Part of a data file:
----------------------------------------

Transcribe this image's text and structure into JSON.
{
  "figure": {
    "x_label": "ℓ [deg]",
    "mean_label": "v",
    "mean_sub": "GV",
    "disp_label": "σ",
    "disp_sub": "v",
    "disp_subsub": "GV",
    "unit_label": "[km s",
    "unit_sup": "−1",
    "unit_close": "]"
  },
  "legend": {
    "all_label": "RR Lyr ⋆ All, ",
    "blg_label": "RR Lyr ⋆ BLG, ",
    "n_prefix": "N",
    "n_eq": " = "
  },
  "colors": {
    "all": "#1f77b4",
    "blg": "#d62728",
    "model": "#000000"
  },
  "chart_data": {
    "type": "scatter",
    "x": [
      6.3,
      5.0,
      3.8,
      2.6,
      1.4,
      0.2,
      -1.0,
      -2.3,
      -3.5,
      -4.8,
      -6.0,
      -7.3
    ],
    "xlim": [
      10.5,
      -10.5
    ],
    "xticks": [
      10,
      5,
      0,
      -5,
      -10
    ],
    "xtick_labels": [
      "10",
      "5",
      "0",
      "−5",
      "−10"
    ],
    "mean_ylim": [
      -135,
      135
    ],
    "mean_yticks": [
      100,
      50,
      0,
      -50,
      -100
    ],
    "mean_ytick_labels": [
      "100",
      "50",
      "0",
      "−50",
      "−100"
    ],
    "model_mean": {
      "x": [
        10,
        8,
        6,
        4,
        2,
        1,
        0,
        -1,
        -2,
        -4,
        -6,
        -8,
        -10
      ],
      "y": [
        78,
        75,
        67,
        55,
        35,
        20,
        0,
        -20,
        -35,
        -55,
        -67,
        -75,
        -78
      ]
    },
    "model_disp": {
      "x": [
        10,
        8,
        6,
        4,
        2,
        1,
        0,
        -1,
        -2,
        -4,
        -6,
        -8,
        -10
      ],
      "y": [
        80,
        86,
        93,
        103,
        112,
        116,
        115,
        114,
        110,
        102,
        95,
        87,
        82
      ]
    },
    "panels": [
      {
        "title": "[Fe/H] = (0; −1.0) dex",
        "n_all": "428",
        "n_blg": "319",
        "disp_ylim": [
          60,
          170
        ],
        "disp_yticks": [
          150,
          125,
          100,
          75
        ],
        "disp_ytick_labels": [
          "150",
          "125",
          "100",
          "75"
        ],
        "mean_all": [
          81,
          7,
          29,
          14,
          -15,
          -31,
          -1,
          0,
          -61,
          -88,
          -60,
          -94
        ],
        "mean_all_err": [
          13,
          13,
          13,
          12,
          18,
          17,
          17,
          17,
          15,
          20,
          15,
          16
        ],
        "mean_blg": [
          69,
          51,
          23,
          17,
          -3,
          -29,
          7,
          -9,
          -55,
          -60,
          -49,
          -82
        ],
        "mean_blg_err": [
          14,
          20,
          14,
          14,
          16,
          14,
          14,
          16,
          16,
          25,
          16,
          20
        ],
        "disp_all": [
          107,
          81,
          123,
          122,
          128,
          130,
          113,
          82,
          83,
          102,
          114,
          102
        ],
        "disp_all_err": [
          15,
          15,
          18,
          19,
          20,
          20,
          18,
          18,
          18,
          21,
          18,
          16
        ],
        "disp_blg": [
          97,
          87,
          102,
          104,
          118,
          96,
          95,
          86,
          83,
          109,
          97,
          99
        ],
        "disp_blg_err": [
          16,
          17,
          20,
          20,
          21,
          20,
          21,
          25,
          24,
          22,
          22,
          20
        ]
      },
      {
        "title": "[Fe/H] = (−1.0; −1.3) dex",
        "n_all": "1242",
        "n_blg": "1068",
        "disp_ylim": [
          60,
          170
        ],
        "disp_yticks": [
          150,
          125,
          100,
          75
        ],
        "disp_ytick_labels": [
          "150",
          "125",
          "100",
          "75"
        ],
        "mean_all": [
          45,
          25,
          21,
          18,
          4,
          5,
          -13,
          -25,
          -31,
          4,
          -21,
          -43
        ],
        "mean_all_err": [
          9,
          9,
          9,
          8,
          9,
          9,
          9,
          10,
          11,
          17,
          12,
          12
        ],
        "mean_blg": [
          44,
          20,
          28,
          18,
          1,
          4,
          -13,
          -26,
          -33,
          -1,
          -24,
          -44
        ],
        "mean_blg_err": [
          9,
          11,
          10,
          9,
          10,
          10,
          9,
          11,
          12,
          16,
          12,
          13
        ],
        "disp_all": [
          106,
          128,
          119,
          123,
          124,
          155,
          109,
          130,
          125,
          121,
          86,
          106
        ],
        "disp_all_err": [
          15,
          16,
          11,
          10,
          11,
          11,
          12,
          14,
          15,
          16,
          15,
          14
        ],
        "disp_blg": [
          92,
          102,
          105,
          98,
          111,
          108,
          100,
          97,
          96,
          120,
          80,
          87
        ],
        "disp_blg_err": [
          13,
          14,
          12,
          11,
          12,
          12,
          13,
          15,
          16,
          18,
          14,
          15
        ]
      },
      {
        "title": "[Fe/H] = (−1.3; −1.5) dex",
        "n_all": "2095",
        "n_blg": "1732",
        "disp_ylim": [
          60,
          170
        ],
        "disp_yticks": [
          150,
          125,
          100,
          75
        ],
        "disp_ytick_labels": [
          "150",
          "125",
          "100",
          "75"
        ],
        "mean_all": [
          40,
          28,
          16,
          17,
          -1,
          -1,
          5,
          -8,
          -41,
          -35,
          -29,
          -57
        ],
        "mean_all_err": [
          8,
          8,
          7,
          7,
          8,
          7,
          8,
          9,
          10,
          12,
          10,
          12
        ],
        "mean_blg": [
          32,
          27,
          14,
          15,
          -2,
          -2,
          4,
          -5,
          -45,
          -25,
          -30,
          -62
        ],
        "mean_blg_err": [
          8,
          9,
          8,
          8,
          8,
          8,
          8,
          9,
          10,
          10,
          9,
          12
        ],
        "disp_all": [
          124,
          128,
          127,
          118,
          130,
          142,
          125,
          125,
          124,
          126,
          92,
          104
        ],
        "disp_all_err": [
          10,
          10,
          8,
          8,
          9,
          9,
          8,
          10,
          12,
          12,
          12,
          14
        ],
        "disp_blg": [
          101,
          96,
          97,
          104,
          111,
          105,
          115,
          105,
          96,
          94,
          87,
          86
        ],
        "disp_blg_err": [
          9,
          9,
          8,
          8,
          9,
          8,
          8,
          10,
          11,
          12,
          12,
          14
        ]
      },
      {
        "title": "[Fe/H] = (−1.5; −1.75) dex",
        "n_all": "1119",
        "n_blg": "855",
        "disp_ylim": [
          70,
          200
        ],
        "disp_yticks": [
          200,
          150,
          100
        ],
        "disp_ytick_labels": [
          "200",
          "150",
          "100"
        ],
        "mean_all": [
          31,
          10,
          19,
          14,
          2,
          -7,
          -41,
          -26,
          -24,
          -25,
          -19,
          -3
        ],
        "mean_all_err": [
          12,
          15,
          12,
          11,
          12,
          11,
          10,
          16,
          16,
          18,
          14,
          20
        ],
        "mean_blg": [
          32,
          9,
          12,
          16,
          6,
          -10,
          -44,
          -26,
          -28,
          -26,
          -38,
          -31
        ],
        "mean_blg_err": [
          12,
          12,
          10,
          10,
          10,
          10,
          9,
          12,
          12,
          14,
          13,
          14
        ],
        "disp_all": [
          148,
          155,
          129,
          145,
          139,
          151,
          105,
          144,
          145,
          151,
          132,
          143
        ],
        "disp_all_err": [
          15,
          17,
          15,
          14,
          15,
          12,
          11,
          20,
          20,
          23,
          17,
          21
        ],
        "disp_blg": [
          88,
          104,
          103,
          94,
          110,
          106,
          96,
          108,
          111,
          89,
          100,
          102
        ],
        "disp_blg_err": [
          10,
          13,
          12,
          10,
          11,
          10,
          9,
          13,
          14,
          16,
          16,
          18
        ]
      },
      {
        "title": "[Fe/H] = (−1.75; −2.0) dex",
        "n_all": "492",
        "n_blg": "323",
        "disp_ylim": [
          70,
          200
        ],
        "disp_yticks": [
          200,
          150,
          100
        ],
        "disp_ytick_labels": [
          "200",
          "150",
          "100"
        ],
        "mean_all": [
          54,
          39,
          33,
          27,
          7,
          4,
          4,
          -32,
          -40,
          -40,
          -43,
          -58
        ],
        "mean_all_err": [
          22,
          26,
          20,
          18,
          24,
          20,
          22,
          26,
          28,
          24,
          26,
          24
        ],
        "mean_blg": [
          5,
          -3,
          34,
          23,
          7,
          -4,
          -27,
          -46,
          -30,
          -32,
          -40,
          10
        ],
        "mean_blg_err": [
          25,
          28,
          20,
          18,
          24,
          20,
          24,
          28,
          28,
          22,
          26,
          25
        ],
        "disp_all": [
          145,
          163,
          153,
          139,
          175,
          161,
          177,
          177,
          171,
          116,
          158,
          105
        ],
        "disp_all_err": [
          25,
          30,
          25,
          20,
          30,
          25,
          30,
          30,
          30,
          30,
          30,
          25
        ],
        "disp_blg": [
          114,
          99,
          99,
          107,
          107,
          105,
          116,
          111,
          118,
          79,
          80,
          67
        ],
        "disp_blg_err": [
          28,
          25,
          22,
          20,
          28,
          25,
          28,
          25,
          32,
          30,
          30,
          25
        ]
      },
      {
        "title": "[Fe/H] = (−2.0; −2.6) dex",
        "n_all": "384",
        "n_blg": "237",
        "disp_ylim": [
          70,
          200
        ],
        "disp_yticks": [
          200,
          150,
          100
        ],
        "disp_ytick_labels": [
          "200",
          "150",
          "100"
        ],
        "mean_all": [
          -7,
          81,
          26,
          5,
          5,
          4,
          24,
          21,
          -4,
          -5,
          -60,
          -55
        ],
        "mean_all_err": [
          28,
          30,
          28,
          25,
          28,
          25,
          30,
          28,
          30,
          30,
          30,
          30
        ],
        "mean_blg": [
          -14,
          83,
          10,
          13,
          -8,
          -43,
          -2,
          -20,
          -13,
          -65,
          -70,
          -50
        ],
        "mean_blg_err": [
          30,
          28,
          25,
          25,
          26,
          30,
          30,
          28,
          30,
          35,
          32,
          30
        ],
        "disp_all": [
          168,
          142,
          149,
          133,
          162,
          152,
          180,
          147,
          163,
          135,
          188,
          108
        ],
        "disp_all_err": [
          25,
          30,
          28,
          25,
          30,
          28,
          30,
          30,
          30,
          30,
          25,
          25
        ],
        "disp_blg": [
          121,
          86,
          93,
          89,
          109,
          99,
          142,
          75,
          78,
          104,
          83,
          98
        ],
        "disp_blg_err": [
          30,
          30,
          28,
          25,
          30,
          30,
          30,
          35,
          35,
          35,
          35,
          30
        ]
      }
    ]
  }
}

----------------------------------------

What you are asked to do:
Where does the word "title" appear in the listing? List each line that holds it.

Task result:
        "title": "[Fe/H] = (0; −1.0) dex",
        "title": "[Fe/H] = (−1.0; −1.3) dex",
        "title": "[Fe/H] = (−1.3; −1.5) dex",
        "title": "[Fe/H] = (−1.5; −1.75) dex",
        "title": "[Fe/H] = (−1.75; −2.0) dex",
        "title": "[Fe/H] = (−2.0; −2.6) dex",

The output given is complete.